Copy the result of filtering the entries below for lines that include the string "Treatment".

____ DATASET ENTRIES

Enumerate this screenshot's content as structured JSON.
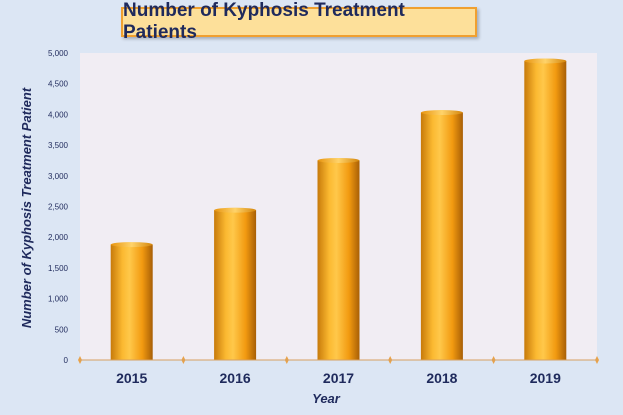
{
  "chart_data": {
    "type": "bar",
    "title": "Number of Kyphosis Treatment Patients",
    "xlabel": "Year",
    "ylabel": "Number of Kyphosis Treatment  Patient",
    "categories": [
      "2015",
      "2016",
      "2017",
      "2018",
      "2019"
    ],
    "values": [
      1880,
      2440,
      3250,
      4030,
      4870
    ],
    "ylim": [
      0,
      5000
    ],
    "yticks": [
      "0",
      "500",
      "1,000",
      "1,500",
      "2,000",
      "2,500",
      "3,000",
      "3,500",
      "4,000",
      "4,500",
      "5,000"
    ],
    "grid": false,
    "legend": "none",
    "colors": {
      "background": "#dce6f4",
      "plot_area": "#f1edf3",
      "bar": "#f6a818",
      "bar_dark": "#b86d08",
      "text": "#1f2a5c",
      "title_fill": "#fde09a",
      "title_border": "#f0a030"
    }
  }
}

________

## SOLUTION FOR THIS TASK
    "title": "Number of Kyphosis Treatment Patients",
    "ylabel": "Number of Kyphosis Treatment  Patient",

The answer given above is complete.